TASK STATEMENT:
Give back the data in full, with every line exact.

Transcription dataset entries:
——
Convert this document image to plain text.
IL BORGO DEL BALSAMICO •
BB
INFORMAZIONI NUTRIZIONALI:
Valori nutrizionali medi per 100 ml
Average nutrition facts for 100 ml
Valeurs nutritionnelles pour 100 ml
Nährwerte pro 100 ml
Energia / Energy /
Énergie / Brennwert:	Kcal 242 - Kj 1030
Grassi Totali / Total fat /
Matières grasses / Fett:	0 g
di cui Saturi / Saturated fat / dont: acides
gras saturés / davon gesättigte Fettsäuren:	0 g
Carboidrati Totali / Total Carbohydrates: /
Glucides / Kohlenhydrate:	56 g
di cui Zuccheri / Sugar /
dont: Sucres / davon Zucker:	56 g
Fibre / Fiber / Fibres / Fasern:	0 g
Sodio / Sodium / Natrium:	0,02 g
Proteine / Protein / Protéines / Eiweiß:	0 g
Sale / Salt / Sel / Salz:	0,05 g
——
RESULT BELOW:
Convert this document image to plain text.
IL BORGO DEL BALSAMICO •
BB
INFORMAZIONI NUTRIZIONALI:
Valori nutrizionali medi per 100 ml
Average nutrition facts for 100 ml
Valeurs nutritionnelles pour 100 ml
Nährwerte pro 100 ml
Energia / Energy /
Énergie / Brennwert:	Kcal 242 - Kj 1030
Grassi Totali / Total fat /
Matières grasses / Fett:	0 g
di cui Saturi / Saturated fat / dont: acides
gras saturés / davon gesättigte Fettsäuren:	0 g
Carboidrati Totali / Total Carbohydrates: /
Glucides / Kohlenhydrate:	56 g
di cui Zuccheri / Sugar /
dont: Sucres / davon Zucker:	56 g
Fibre / Fiber / Fibres / Fasern:	0 g
Sodio / Sodium / Natrium:	0,02 g
Proteine / Protein / Protéines / Eiweiß:	0 g
Sale / Salt / Sel / Salz:	0,05 g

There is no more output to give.